_Work to do_
Sift the material for lines containing "viên", and return them.

......

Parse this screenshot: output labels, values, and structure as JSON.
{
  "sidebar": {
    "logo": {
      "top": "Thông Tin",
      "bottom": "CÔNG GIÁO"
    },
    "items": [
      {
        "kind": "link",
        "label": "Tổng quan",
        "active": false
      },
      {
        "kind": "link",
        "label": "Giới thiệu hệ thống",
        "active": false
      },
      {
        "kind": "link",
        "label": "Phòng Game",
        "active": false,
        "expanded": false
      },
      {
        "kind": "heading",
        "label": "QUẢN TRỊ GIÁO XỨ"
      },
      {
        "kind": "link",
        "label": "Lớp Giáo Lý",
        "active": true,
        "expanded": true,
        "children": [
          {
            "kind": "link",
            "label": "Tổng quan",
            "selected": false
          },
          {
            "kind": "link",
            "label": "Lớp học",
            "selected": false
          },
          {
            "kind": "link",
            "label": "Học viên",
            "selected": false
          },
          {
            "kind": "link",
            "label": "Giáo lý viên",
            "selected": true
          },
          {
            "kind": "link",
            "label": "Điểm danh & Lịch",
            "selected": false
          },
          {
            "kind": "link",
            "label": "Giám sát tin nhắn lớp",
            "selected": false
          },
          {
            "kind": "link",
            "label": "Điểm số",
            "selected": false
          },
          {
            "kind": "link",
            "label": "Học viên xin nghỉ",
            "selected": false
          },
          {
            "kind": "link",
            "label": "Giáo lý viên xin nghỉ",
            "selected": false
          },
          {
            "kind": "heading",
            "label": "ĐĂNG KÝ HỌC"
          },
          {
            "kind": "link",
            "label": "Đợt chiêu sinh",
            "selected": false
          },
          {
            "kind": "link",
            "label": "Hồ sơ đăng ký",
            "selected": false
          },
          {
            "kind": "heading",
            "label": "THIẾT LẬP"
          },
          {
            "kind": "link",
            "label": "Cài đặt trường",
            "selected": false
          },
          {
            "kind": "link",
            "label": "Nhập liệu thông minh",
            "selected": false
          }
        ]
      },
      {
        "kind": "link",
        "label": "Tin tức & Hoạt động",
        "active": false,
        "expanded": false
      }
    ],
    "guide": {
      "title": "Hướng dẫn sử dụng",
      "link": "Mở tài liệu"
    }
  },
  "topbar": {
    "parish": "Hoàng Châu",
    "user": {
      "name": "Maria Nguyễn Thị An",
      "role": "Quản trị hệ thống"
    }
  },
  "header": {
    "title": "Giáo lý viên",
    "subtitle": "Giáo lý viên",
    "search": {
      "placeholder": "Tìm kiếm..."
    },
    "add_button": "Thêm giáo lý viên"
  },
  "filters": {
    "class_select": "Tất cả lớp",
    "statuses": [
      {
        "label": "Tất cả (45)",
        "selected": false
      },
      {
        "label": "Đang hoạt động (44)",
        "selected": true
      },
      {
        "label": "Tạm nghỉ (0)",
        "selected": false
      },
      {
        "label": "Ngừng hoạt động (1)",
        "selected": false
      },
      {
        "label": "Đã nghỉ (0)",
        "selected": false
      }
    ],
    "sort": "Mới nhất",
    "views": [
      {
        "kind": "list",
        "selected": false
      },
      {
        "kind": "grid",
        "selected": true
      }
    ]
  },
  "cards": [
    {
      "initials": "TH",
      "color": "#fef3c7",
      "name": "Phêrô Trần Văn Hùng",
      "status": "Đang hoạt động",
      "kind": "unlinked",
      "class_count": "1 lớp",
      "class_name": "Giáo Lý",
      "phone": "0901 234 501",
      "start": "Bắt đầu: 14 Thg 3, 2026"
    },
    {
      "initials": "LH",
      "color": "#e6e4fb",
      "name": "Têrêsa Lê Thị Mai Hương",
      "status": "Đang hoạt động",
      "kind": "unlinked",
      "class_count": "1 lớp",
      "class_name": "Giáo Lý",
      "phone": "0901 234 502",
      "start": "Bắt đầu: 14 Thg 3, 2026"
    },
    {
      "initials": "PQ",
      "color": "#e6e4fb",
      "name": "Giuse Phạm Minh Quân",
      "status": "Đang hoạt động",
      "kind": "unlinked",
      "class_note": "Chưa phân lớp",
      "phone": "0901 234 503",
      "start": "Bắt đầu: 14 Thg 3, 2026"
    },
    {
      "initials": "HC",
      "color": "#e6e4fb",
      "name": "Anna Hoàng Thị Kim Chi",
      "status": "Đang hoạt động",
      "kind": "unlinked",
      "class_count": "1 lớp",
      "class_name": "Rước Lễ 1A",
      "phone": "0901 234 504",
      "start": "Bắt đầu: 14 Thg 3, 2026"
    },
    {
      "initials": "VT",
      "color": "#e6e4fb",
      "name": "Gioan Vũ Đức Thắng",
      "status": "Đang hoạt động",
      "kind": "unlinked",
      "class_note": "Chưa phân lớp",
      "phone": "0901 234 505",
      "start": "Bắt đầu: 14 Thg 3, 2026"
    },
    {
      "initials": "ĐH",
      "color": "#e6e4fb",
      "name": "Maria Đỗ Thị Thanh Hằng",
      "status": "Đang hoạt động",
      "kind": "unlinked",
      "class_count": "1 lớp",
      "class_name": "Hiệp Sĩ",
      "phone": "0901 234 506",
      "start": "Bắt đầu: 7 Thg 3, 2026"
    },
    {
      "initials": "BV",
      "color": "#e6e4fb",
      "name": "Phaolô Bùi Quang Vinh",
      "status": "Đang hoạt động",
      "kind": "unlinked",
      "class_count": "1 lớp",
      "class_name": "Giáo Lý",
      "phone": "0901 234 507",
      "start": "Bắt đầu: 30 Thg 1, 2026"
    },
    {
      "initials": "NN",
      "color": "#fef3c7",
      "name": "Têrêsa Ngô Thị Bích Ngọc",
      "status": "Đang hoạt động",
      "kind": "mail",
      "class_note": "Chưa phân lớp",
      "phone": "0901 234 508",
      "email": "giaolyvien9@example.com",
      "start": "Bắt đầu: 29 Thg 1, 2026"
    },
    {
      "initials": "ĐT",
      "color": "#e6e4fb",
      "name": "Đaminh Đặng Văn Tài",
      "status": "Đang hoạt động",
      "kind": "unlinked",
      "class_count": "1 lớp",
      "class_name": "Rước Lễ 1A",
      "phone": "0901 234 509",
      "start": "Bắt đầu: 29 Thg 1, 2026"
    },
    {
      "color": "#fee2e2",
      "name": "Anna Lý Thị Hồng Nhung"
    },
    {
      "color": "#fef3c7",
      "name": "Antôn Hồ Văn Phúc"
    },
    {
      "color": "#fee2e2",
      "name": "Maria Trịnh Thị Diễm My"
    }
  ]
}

......

_Answer below_
            "label": "Học viên",
            "label": "Giáo lý viên",
            "label": "Học viên xin nghỉ",
            "label": "Giáo lý viên xin nghỉ",
    "title": "Giáo lý viên",
    "subtitle": "Giáo lý viên",
    "add_button": "Thêm giáo lý viên"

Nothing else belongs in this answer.